[Excerpt from a dataset]
******************************

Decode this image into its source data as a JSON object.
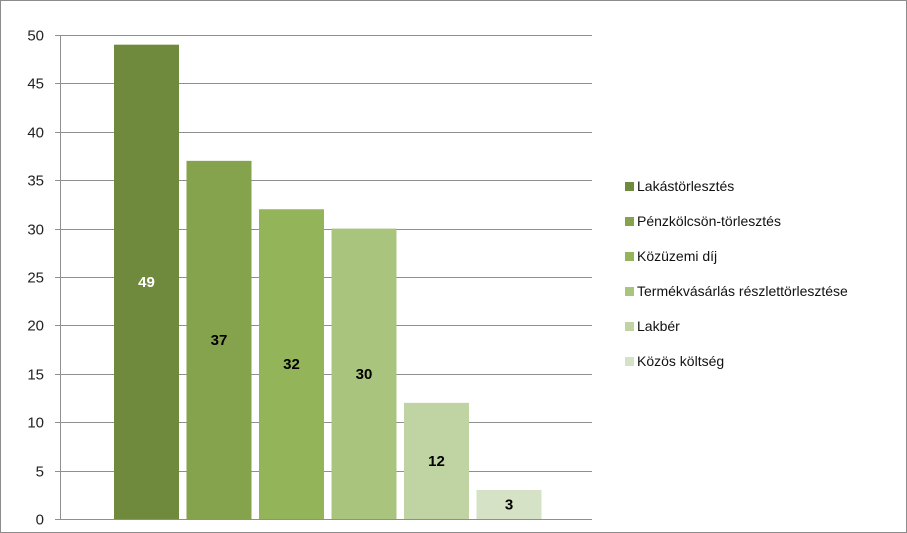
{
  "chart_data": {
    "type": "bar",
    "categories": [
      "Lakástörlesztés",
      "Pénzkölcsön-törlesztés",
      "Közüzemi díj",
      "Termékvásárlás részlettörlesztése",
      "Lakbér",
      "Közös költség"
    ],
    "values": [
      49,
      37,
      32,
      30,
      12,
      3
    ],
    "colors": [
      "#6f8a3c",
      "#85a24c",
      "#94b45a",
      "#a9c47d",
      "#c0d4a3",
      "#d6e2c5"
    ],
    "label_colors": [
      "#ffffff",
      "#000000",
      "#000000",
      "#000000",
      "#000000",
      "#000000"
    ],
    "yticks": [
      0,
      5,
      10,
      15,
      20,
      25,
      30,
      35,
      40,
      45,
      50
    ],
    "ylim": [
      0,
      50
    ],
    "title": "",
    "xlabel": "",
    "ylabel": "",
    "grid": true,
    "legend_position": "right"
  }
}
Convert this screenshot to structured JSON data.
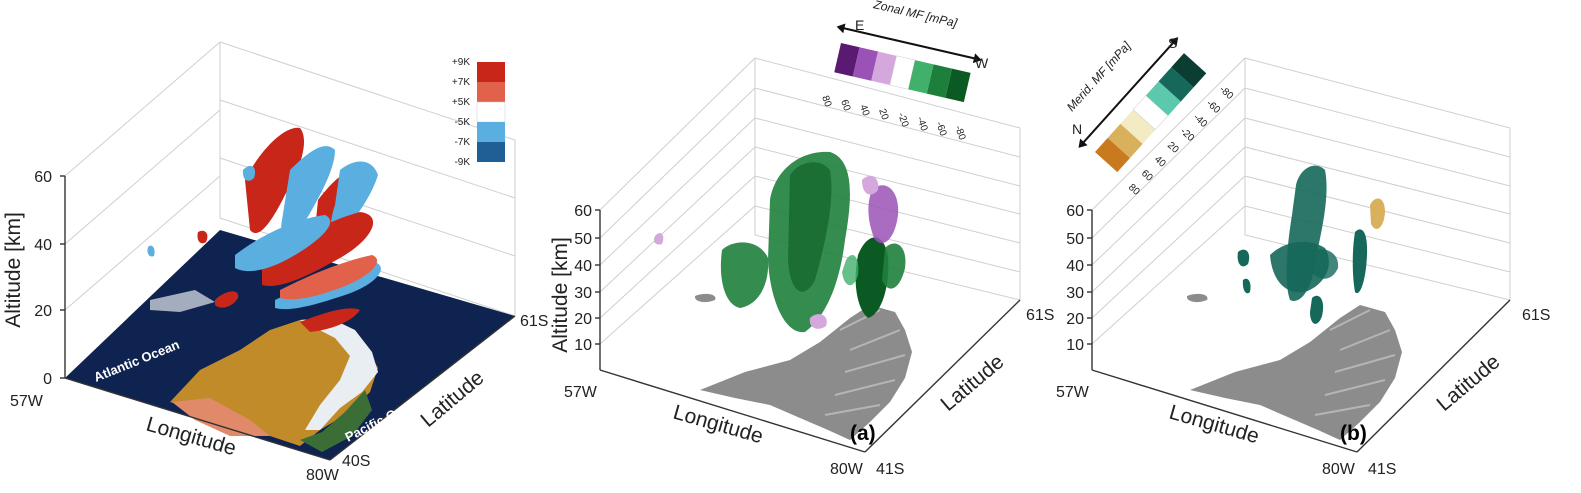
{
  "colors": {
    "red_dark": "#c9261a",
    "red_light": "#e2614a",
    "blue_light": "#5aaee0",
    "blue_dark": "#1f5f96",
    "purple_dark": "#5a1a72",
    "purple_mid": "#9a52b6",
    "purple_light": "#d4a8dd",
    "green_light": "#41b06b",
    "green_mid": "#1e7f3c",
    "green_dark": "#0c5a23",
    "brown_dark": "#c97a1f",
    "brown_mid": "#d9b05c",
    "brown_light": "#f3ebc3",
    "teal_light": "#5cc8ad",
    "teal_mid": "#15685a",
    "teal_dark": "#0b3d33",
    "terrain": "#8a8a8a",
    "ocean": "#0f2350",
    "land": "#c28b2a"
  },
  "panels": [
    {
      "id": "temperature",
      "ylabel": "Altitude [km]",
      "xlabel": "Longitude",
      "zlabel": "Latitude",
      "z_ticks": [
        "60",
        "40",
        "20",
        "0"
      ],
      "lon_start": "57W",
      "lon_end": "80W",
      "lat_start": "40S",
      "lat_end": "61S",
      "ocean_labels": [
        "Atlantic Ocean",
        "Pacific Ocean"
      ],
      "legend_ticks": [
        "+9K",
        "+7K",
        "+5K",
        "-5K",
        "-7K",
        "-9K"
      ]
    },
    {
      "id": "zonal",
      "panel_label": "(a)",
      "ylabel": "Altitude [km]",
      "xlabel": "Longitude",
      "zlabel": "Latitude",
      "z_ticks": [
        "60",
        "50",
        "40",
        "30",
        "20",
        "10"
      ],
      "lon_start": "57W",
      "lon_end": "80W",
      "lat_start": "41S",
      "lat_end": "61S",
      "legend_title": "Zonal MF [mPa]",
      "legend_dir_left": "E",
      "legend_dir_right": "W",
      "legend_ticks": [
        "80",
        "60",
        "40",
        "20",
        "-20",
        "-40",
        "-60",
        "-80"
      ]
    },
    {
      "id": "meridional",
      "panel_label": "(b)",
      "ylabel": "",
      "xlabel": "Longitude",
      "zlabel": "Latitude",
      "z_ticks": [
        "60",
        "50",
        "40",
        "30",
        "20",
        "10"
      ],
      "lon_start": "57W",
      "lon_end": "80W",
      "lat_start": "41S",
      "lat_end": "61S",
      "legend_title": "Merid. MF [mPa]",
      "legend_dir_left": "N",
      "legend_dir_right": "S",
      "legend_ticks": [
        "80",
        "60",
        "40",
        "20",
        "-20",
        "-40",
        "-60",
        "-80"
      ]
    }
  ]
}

******************************

## WHAT YOU HAVE TO DO
Output all the records, word for word, with no pictures in the copy.

## SOLUTION FOR THIS EXERCISE
Decode this image into its source data as a JSON object.
{
  "chart_data": {
    "type": "bar",
    "categories": [
      "Lakástörlesztés",
      "Pénzkölcsön-törlesztés",
      "Közüzemi díj",
      "Termékvásárlás részlettörlesztése",
      "Lakbér",
      "Közös költség"
    ],
    "values": [
      49,
      37,
      32,
      30,
      12,
      3
    ],
    "colors": [
      "#6f8a3c",
      "#85a24c",
      "#94b45a",
      "#a9c47d",
      "#c0d4a3",
      "#d6e2c5"
    ],
    "label_colors": [
      "#ffffff",
      "#000000",
      "#000000",
      "#000000",
      "#000000",
      "#000000"
    ],
    "yticks": [
      0,
      5,
      10,
      15,
      20,
      25,
      30,
      35,
      40,
      45,
      50
    ],
    "ylim": [
      0,
      50
    ],
    "title": "",
    "xlabel": "",
    "ylabel": "",
    "grid": true,
    "legend_position": "right"
  }
}
Convert this screenshot to structured JSON data.
{
  "colors": {
    "red_dark": "#c9261a",
    "red_light": "#e2614a",
    "blue_light": "#5aaee0",
    "blue_dark": "#1f5f96",
    "purple_dark": "#5a1a72",
    "purple_mid": "#9a52b6",
    "purple_light": "#d4a8dd",
    "green_light": "#41b06b",
    "green_mid": "#1e7f3c",
    "green_dark": "#0c5a23",
    "brown_dark": "#c97a1f",
    "brown_mid": "#d9b05c",
    "brown_light": "#f3ebc3",
    "teal_light": "#5cc8ad",
    "teal_mid": "#15685a",
    "teal_dark": "#0b3d33",
    "terrain": "#8a8a8a",
    "ocean": "#0f2350",
    "land": "#c28b2a"
  },
  "panels": [
    {
      "id": "temperature",
      "ylabel": "Altitude [km]",
      "xlabel": "Longitude",
      "zlabel": "Latitude",
      "z_ticks": [
        "60",
        "40",
        "20",
        "0"
      ],
      "lon_start": "57W",
      "lon_end": "80W",
      "lat_start": "40S",
      "lat_end": "61S",
      "ocean_labels": [
        "Atlantic Ocean",
        "Pacific Ocean"
      ],
      "legend_ticks": [
        "+9K",
        "+7K",
        "+5K",
        "-5K",
        "-7K",
        "-9K"
      ]
    },
    {
      "id": "zonal",
      "panel_label": "(a)",
      "ylabel": "Altitude [km]",
      "xlabel": "Longitude",
      "zlabel": "Latitude",
      "z_ticks": [
        "60",
        "50",
        "40",
        "30",
        "20",
        "10"
      ],
      "lon_start": "57W",
      "lon_end": "80W",
      "lat_start": "41S",
      "lat_end": "61S",
      "legend_title": "Zonal MF [mPa]",
      "legend_dir_left": "E",
      "legend_dir_right": "W",
      "legend_ticks": [
        "80",
        "60",
        "40",
        "20",
        "-20",
        "-40",
        "-60",
        "-80"
      ]
    },
    {
      "id": "meridional",
      "panel_label": "(b)",
      "ylabel": "",
      "xlabel": "Longitude",
      "zlabel": "Latitude",
      "z_ticks": [
        "60",
        "50",
        "40",
        "30",
        "20",
        "10"
      ],
      "lon_start": "57W",
      "lon_end": "80W",
      "lat_start": "41S",
      "lat_end": "61S",
      "legend_title": "Merid. MF [mPa]",
      "legend_dir_left": "N",
      "legend_dir_right": "S",
      "legend_ticks": [
        "80",
        "60",
        "40",
        "20",
        "-20",
        "-40",
        "-60",
        "-80"
      ]
    }
  ]
}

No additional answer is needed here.